**REQUIREMENTS**
Your answer should be a single number: the count of lines that include the word "sont".

┌─ SUPPLIED RECORDS

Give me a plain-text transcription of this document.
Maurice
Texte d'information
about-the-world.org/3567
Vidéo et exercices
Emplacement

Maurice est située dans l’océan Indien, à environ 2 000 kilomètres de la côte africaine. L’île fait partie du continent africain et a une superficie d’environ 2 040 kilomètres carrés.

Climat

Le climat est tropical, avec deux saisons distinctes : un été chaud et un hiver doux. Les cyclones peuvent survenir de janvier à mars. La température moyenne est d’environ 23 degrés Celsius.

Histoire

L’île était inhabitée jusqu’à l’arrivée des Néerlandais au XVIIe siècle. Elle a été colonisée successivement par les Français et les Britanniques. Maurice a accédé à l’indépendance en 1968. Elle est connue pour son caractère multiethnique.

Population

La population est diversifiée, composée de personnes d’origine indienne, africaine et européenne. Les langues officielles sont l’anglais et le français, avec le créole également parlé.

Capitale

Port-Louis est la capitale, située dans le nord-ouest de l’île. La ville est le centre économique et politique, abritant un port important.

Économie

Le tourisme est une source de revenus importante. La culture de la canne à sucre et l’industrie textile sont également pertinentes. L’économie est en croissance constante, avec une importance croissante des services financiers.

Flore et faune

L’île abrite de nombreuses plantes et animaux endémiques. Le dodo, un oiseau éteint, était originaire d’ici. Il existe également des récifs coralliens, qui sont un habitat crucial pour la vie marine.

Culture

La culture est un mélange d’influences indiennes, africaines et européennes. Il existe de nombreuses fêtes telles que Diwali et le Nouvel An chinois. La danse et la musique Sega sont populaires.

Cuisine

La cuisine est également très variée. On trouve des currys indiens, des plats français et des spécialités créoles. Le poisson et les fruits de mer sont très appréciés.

└─

**EXPECTED ANSWER**
5